**Given task**
Write out every entry word for word.

**Extracted records**
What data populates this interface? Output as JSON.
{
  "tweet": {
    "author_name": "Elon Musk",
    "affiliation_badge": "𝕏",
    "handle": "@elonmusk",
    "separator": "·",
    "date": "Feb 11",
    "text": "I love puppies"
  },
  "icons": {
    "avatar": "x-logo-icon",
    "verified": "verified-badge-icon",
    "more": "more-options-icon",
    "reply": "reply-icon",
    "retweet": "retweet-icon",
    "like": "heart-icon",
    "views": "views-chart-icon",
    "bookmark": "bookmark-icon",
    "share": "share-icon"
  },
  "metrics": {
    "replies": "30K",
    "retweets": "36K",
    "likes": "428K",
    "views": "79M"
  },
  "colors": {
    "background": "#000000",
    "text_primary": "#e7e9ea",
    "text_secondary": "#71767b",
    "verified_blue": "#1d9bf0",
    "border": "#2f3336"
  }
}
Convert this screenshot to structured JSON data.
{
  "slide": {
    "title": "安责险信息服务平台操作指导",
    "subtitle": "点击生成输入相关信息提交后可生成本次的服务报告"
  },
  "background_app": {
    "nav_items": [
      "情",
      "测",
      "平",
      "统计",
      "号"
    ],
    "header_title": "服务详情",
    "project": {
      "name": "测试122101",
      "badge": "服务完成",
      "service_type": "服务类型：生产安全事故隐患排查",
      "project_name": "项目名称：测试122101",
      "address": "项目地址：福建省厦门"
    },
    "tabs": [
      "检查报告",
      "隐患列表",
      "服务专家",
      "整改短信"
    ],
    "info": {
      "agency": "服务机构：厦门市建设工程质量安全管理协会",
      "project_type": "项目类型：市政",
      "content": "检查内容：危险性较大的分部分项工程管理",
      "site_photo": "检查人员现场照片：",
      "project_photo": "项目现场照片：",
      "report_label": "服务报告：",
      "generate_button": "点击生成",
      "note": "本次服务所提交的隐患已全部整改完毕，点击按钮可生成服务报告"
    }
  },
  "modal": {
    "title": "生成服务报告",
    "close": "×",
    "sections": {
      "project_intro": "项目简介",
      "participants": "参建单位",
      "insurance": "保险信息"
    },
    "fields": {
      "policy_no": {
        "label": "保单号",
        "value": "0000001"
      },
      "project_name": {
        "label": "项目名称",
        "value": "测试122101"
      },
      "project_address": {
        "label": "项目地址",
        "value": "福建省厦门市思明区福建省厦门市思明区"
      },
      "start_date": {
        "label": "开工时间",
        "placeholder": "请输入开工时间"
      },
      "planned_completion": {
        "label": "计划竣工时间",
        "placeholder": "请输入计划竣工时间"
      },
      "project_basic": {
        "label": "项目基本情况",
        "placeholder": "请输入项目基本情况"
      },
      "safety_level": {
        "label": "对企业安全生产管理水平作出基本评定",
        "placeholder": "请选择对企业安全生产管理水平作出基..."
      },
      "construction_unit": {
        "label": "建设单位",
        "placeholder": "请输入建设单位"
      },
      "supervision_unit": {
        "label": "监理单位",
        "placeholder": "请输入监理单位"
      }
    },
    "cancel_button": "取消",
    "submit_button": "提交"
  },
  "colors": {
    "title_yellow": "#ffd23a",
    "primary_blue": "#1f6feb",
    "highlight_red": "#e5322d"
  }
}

**Full solution**
What data populates this interface? Output as JSON.
{
  "tweet": {
    "author_name": "Elon Musk",
    "affiliation_badge": "𝕏",
    "handle": "@elonmusk",
    "separator": "·",
    "date": "Feb 11",
    "text": "I love puppies"
  },
  "icons": {
    "avatar": "x-logo-icon",
    "verified": "verified-badge-icon",
    "more": "more-options-icon",
    "reply": "reply-icon",
    "retweet": "retweet-icon",
    "like": "heart-icon",
    "views": "views-chart-icon",
    "bookmark": "bookmark-icon",
    "share": "share-icon"
  },
  "metrics": {
    "replies": "30K",
    "retweets": "36K",
    "likes": "428K",
    "views": "79M"
  },
  "colors": {
    "background": "#000000",
    "text_primary": "#e7e9ea",
    "text_secondary": "#71767b",
    "verified_blue": "#1d9bf0",
    "border": "#2f3336"
  }
}
Convert this screenshot to structured JSON data.
{
  "slide": {
    "title": "安责险信息服务平台操作指导",
    "subtitle": "点击生成输入相关信息提交后可生成本次的服务报告"
  },
  "background_app": {
    "nav_items": [
      "情",
      "测",
      "平",
      "统计",
      "号"
    ],
    "header_title": "服务详情",
    "project": {
      "name": "测试122101",
      "badge": "服务完成",
      "service_type": "服务类型：生产安全事故隐患排查",
      "project_name": "项目名称：测试122101",
      "address": "项目地址：福建省厦门"
    },
    "tabs": [
      "检查报告",
      "隐患列表",
      "服务专家",
      "整改短信"
    ],
    "info": {
      "agency": "服务机构：厦门市建设工程质量安全管理协会",
      "project_type": "项目类型：市政",
      "content": "检查内容：危险性较大的分部分项工程管理",
      "site_photo": "检查人员现场照片：",
      "project_photo": "项目现场照片：",
      "report_label": "服务报告：",
      "generate_button": "点击生成",
      "note": "本次服务所提交的隐患已全部整改完毕，点击按钮可生成服务报告"
    }
  },
  "modal": {
    "title": "生成服务报告",
    "close": "×",
    "sections": {
      "project_intro": "项目简介",
      "participants": "参建单位",
      "insurance": "保险信息"
    },
    "fields": {
      "policy_no": {
        "label": "保单号",
        "value": "0000001"
      },
      "project_name": {
        "label": "项目名称",
        "value": "测试122101"
      },
      "project_address": {
        "label": "项目地址",
        "value": "福建省厦门市思明区福建省厦门市思明区"
      },
      "start_date": {
        "label": "开工时间",
        "placeholder": "请输入开工时间"
      },
      "planned_completion": {
        "label": "计划竣工时间",
        "placeholder": "请输入计划竣工时间"
      },
      "project_basic": {
        "label": "项目基本情况",
        "placeholder": "请输入项目基本情况"
      },
      "safety_level": {
        "label": "对企业安全生产管理水平作出基本评定",
        "placeholder": "请选择对企业安全生产管理水平作出基..."
      },
      "construction_unit": {
        "label": "建设单位",
        "placeholder": "请输入建设单位"
      },
      "supervision_unit": {
        "label": "监理单位",
        "placeholder": "请输入监理单位"
      }
    },
    "cancel_button": "取消",
    "submit_button": "提交"
  },
  "colors": {
    "title_yellow": "#ffd23a",
    "primary_blue": "#1f6feb",
    "highlight_red": "#e5322d"
  }
}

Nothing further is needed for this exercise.